→ DATA SHOWN
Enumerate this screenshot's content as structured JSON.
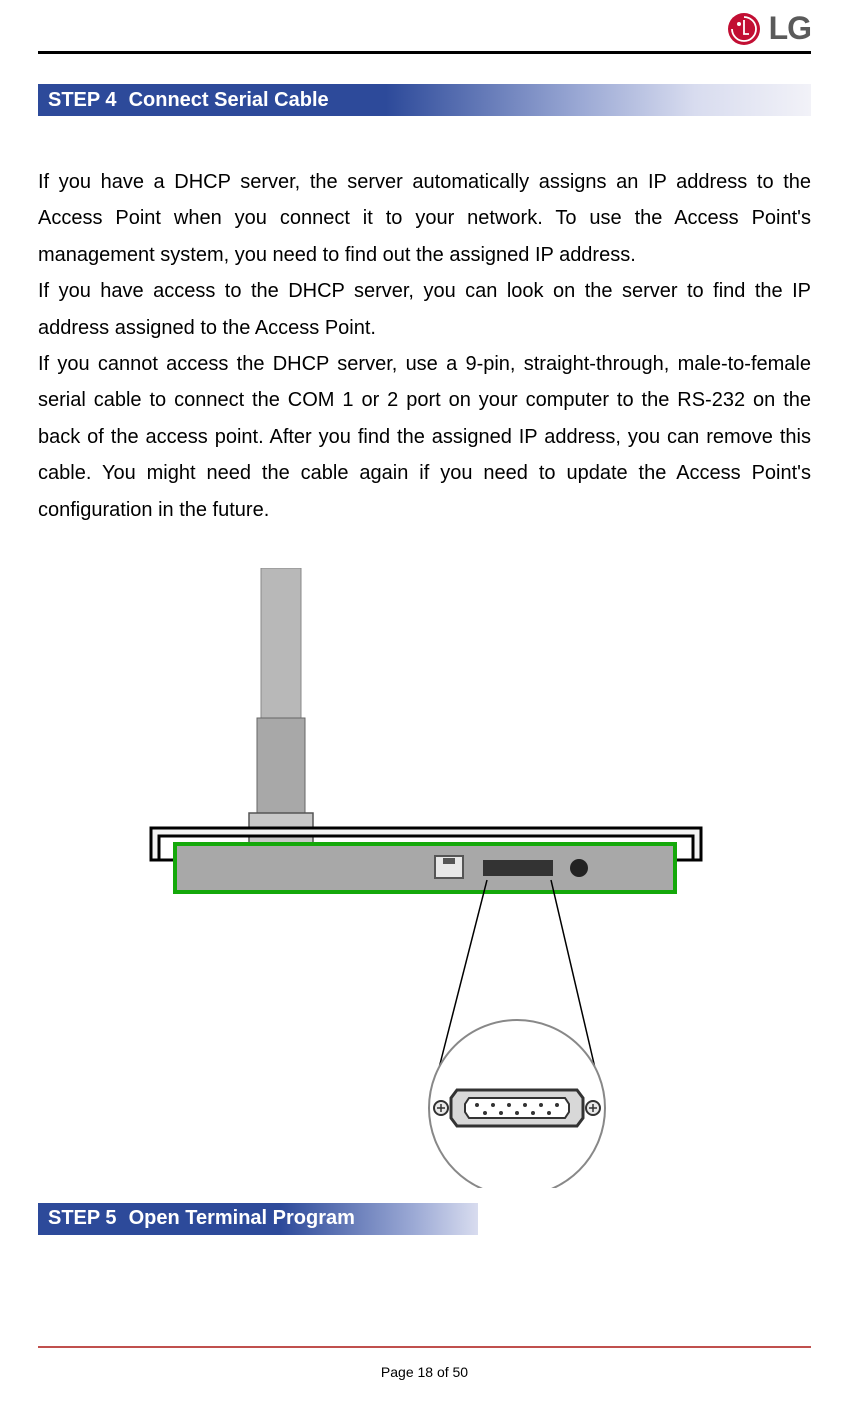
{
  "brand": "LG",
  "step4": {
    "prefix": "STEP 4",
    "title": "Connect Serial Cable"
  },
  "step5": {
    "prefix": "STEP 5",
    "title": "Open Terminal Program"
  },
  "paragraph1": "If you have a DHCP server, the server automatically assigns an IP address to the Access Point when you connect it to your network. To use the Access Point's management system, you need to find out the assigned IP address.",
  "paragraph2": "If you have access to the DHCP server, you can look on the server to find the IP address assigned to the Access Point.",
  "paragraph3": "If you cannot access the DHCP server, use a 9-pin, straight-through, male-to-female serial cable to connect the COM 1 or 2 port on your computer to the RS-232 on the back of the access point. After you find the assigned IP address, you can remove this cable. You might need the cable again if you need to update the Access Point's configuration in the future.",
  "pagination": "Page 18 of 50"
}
...
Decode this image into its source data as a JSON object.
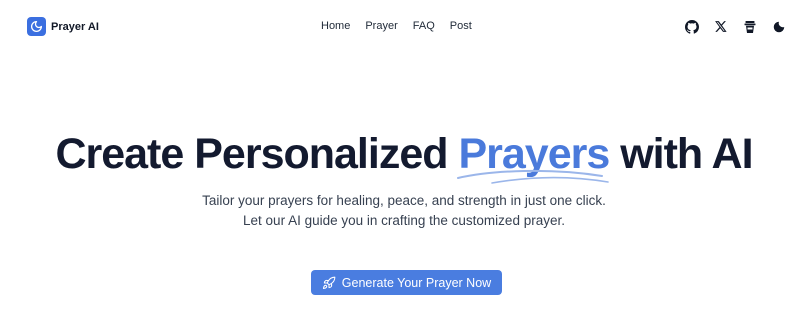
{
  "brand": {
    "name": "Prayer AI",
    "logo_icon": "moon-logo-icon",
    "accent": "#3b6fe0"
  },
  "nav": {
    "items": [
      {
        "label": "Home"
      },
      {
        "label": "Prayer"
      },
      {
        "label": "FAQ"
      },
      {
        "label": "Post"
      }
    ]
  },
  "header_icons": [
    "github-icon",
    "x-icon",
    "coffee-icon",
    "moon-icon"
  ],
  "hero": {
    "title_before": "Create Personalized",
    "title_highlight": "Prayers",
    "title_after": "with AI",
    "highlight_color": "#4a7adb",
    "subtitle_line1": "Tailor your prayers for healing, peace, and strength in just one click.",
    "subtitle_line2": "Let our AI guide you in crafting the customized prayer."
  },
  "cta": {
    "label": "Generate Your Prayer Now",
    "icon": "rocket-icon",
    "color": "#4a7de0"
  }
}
...
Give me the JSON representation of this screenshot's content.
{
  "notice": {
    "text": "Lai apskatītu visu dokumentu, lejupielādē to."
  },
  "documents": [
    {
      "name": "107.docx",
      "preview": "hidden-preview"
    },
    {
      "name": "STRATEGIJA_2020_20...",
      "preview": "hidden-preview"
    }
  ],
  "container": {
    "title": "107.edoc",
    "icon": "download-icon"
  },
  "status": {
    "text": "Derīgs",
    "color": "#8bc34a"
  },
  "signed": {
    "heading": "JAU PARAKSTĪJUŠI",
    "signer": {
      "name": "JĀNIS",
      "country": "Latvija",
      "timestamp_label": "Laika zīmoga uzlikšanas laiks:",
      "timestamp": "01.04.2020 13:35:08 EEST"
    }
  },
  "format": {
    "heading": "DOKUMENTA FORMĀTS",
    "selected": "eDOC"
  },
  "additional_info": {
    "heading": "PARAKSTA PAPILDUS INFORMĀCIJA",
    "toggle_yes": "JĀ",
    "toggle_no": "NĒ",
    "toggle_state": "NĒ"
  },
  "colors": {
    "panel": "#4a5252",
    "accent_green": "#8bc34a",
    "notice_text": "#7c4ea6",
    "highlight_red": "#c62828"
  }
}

→ WHAT THIS TASK INVOLVES
From the entries above, collect every line with the string "JSON" in it.

→ RESULT OF THIS EXERCISE
Enumerate this screenshot's content as structured JSON.
Decode this image into its source data as a JSON object.
Give me the JSON representation of this screenshot's content.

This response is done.